Directions for this task:
Find every line with the string "subtitle" in it, count them, and reply with that count only.

(Records from a data collection)
****
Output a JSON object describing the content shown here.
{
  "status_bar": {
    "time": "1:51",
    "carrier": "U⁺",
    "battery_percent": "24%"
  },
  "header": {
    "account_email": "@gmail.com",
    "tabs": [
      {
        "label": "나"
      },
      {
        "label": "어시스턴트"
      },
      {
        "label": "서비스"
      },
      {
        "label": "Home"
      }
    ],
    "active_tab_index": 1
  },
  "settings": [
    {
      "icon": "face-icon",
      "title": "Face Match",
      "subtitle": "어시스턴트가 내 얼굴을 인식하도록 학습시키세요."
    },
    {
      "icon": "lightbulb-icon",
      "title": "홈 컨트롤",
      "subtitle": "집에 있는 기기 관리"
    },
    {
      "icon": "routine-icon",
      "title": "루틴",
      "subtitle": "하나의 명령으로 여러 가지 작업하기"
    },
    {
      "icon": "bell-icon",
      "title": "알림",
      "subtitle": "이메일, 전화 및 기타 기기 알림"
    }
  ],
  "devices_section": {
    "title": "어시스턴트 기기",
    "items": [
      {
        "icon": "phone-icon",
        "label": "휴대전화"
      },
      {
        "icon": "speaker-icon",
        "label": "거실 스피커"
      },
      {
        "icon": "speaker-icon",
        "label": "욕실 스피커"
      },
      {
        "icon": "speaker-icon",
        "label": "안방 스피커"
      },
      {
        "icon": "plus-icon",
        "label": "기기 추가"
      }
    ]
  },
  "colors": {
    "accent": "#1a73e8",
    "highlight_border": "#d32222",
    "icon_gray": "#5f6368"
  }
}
****
Answer in full:
4